[Dataset entries]
Start

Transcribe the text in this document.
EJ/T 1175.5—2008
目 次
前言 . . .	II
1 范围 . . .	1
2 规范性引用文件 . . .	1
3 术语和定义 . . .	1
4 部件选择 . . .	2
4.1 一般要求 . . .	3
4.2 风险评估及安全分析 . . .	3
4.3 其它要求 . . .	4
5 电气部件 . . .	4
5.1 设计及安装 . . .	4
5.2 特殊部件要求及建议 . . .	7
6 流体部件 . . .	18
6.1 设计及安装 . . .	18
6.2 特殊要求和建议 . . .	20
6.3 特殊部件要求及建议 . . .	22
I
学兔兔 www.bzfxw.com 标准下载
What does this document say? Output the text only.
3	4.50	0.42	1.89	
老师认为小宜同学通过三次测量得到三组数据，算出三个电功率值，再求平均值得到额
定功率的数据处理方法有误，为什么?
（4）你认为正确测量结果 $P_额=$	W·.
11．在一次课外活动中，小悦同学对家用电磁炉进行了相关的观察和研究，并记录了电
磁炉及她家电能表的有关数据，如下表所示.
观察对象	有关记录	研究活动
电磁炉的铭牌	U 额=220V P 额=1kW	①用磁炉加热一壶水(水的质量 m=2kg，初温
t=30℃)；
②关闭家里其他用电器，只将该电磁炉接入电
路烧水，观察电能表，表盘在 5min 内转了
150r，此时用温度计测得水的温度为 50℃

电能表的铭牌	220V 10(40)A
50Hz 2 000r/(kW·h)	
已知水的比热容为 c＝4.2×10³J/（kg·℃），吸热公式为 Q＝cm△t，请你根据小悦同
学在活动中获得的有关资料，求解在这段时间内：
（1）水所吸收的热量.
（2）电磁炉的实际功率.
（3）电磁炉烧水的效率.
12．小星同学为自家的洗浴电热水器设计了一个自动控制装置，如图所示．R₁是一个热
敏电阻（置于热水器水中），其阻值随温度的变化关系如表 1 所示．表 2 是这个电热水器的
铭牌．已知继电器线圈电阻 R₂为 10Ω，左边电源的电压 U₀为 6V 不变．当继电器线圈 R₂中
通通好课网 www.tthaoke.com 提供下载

End

▶ The exercise: Only lines with "this" are wanted here; list each of them.

▶ Correct result:
Transcribe the text in this document.
What does this document say? Output the text only.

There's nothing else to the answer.